> **TASK BRIEF**: Skip the pictures and extract all of the lines exactly as written.
— Begin —
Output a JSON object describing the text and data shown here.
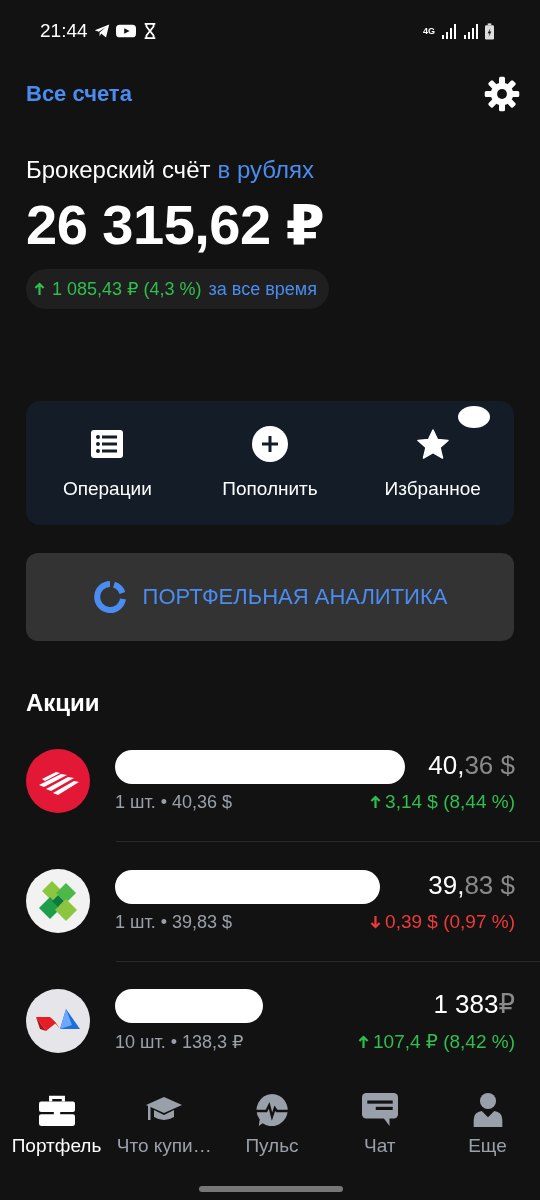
{
  "status_bar": {
    "time": "21:44",
    "network": "4G"
  },
  "header": {
    "accounts_link": "Все счета"
  },
  "account": {
    "title": "Брокерский счёт",
    "currency_link": "в рублях",
    "balance": "26 315,62 ₽",
    "change": {
      "kind": "gain",
      "amount": "1 085,43 ₽ (4,3 %)",
      "period": "за все время"
    }
  },
  "actions": [
    {
      "kind": "list",
      "label": "Операции",
      "redacted_badge": false
    },
    {
      "kind": "plus",
      "label": "Пополнить",
      "redacted_badge": false
    },
    {
      "kind": "star",
      "label": "Избранное",
      "redacted_badge": true
    }
  ],
  "analytics_button": {
    "label": "ПОРТФЕЛЬНАЯ АНАЛИТИКА"
  },
  "section_title": "Акции",
  "stocks": [
    {
      "name_redacted": true,
      "quantity": "1 шт. • 40,36 $",
      "price_main": "40,",
      "price_rest": "36 $",
      "kind": "gain",
      "change": "3,14 $ (8,44 %)"
    },
    {
      "name_redacted": true,
      "quantity": "1 шт. • 39,83 $",
      "price_main": "39,",
      "price_rest": "83 $",
      "kind": "loss",
      "change": "0,39 $ (0,97 %)"
    },
    {
      "name_redacted": true,
      "quantity": "10 шт. • 138,3 ₽",
      "price_main": "1 383",
      "price_rest": "₽",
      "kind": "gain",
      "change": "107,4 ₽ (8,42 %)"
    }
  ],
  "bottom_nav": [
    {
      "label": "Портфель",
      "selected": true
    },
    {
      "label": "Что купи…",
      "selected": false
    },
    {
      "label": "Пульс",
      "selected": false
    },
    {
      "label": "Чат",
      "selected": false
    },
    {
      "label": "Еще",
      "selected": false
    }
  ]
}
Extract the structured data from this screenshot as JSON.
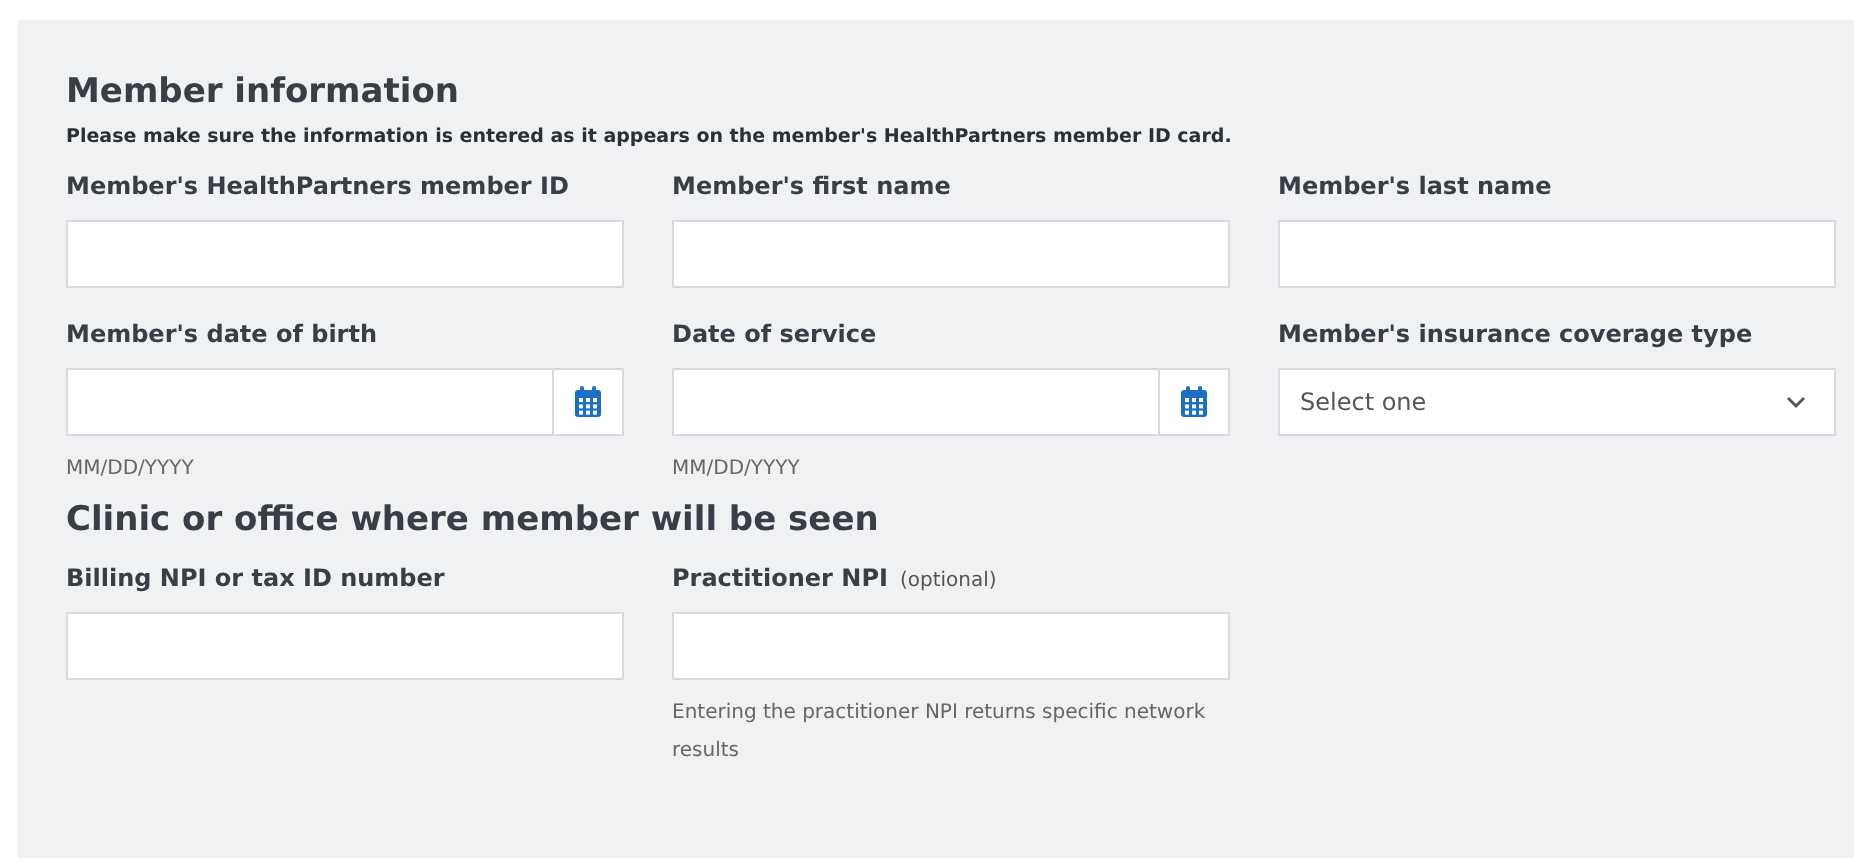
{
  "sections": [
    {
      "heading": "Member information",
      "note": "Please make sure the information is entered as it appears on the member's HealthPartners member ID card.",
      "fields": [
        {
          "kind": "text",
          "label": "Member's HealthPartners member ID"
        },
        {
          "kind": "text",
          "label": "Member's first name"
        },
        {
          "kind": "text",
          "label": "Member's last name"
        },
        {
          "kind": "date",
          "label": "Member's date of birth",
          "hint": "MM/DD/YYYY"
        },
        {
          "kind": "date",
          "label": "Date of service",
          "hint": "MM/DD/YYYY"
        },
        {
          "kind": "select",
          "label": "Member's insurance coverage type",
          "value": "Select one"
        }
      ]
    },
    {
      "heading": "Clinic or office where member will be seen",
      "fields": [
        {
          "kind": "text",
          "label": "Billing NPI or tax ID number"
        },
        {
          "kind": "text",
          "label": "Practitioner NPI",
          "optional": "(optional)",
          "hint": "Entering the practitioner NPI returns specific network results"
        }
      ]
    }
  ]
}
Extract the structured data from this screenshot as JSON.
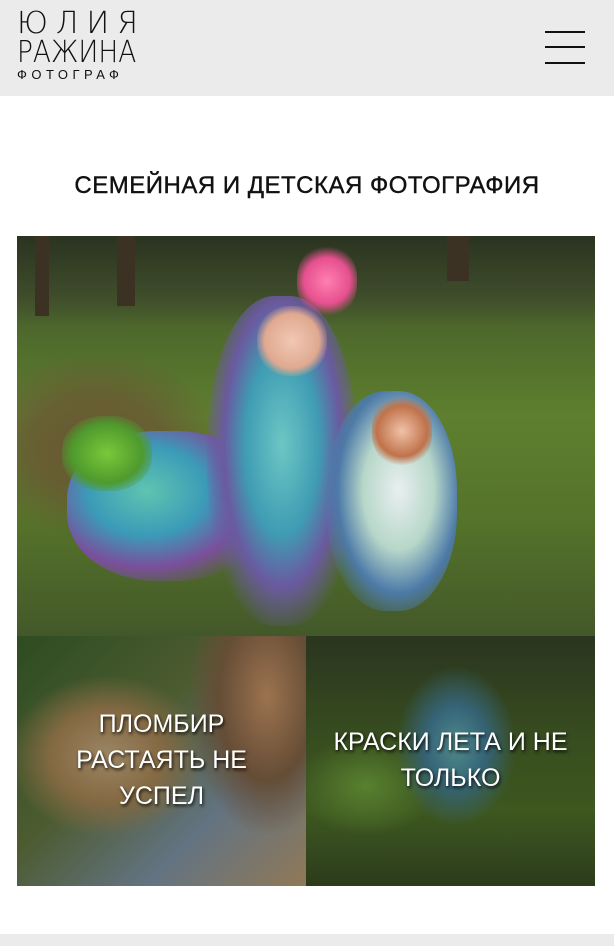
{
  "header": {
    "logo": {
      "line1": "ЮЛИЯ",
      "line2": "РАЖИНА",
      "line3": "ФОТОГРАФ"
    },
    "menu_icon": "hamburger-menu-icon"
  },
  "page": {
    "title": "СЕМЕЙНАЯ И ДЕТСКАЯ ФОТОГРАФИЯ"
  },
  "gallery": {
    "tiles": [
      {
        "caption": "ПЛОМБИР РАСТАЯТЬ НЕ УСПЕЛ"
      },
      {
        "caption": "КРАСКИ ЛЕТА И НЕ ТОЛЬКО"
      }
    ]
  },
  "colors": {
    "header_bg": "#ebebeb",
    "text": "#111111",
    "caption_text": "#ffffff"
  }
}
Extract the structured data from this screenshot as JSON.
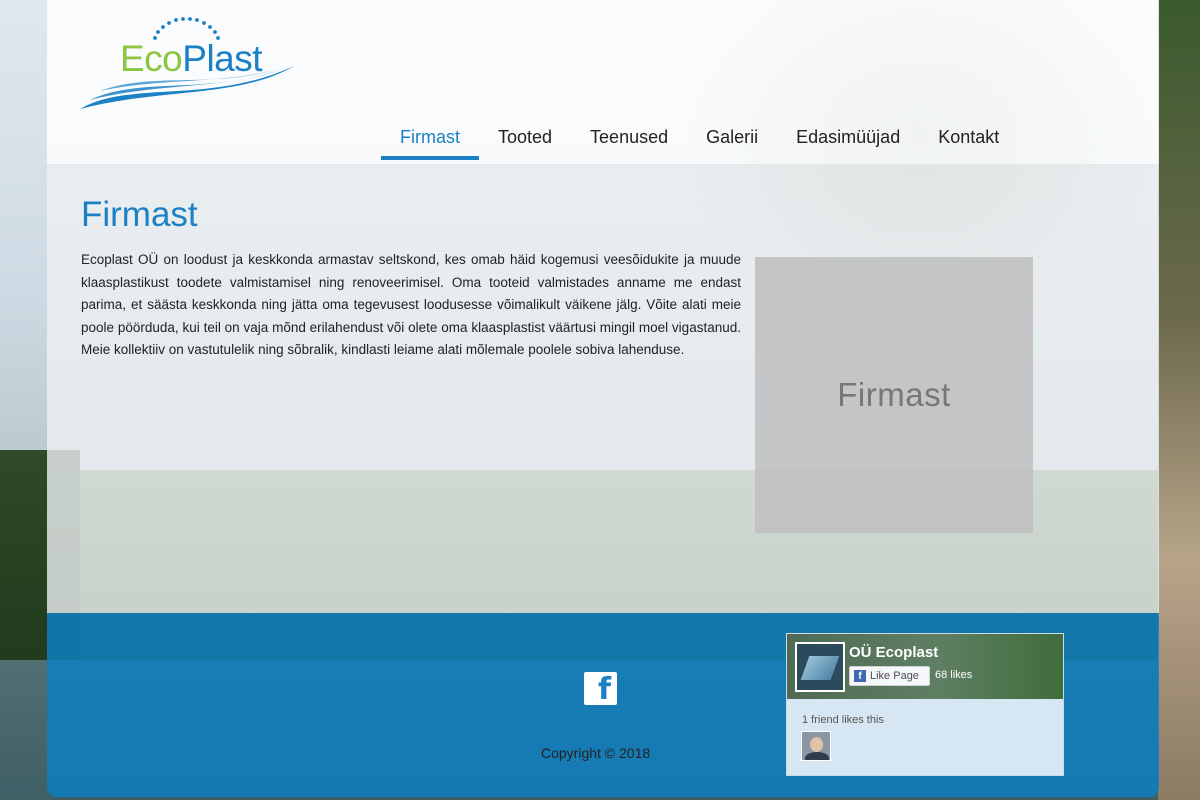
— End —
> **REPLY TO THE TASK**:
Output a JSON object describing the text and data shown here.
{
  "status_bar": {
    "time": "21:44",
    "network": "4G"
  },
  "header": {
    "accounts_link": "Все счета"
  },
  "account": {
    "title": "Брокерский счёт",
    "currency_link": "в рублях",
    "balance": "26 315,62 ₽",
    "change": {
      "kind": "gain",
      "amount": "1 085,43 ₽ (4,3 %)",
      "period": "за все время"
    }
  },
  "actions": [
    {
      "kind": "list",
      "label": "Операции",
      "redacted_badge": false
    },
    {
      "kind": "plus",
      "label": "Пополнить",
      "redacted_badge": false
    },
    {
      "kind": "star",
      "label": "Избранное",
      "redacted_badge": true
    }
  ],
  "analytics_button": {
    "label": "ПОРТФЕЛЬНАЯ АНАЛИТИКА"
  },
  "section_title": "Акции",
  "stocks": [
    {
      "name_redacted": true,
      "quantity": "1 шт. • 40,36 $",
      "price_main": "40,",
      "price_rest": "36 $",
      "kind": "gain",
      "change": "3,14 $ (8,44 %)"
    },
    {
      "name_redacted": true,
      "quantity": "1 шт. • 39,83 $",
      "price_main": "39,",
      "price_rest": "83 $",
      "kind": "loss",
      "change": "0,39 $ (0,97 %)"
    },
    {
      "name_redacted": true,
      "quantity": "10 шт. • 138,3 ₽",
      "price_main": "1 383",
      "price_rest": "₽",
      "kind": "gain",
      "change": "107,4 ₽ (8,42 %)"
    }
  ],
  "bottom_nav": [
    {
      "label": "Портфель",
      "selected": true
    },
    {
      "label": "Что купи…",
      "selected": false
    },
    {
      "label": "Пульс",
      "selected": false
    },
    {
      "label": "Чат",
      "selected": false
    },
    {
      "label": "Еще",
      "selected": false
    }
  ]
}
Extract the structured data from this screenshot as JSON.
{
  "sections": [
    {
      "heading": "Member information",
      "note": "Please make sure the information is entered as it appears on the member's HealthPartners member ID card.",
      "fields": [
        {
          "kind": "text",
          "label": "Member's HealthPartners member ID"
        },
        {
          "kind": "text",
          "label": "Member's first name"
        },
        {
          "kind": "text",
          "label": "Member's last name"
        },
        {
          "kind": "date",
          "label": "Member's date of birth",
          "hint": "MM/DD/YYYY"
        },
        {
          "kind": "date",
          "label": "Date of service",
          "hint": "MM/DD/YYYY"
        },
        {
          "kind": "select",
          "label": "Member's insurance coverage type",
          "value": "Select one"
        }
      ]
    },
    {
      "heading": "Clinic or office where member will be seen",
      "fields": [
        {
          "kind": "text",
          "label": "Billing NPI or tax ID number"
        },
        {
          "kind": "text",
          "label": "Practitioner NPI",
          "optional": "(optional)",
          "hint": "Entering the practitioner NPI returns specific network results"
        }
      ]
    }
  ]
}
Extract the structured data from this screenshot as JSON.
{
  "header": {
    "logo": {
      "line1": "ЮЛИЯ",
      "line2": "РАЖИНА",
      "line3": "ФОТОГРАФ"
    },
    "menu_icon": "hamburger-menu-icon"
  },
  "page": {
    "title": "СЕМЕЙНАЯ И ДЕТСКАЯ ФОТОГРАФИЯ"
  },
  "gallery": {
    "tiles": [
      {
        "caption": "ПЛОМБИР РАСТАЯТЬ НЕ УСПЕЛ"
      },
      {
        "caption": "КРАСКИ ЛЕТА И НЕ ТОЛЬКО"
      }
    ]
  },
  "colors": {
    "header_bg": "#ebebeb",
    "text": "#111111",
    "caption_text": "#ffffff"
  }
}
Extract the structured data from this screenshot as JSON.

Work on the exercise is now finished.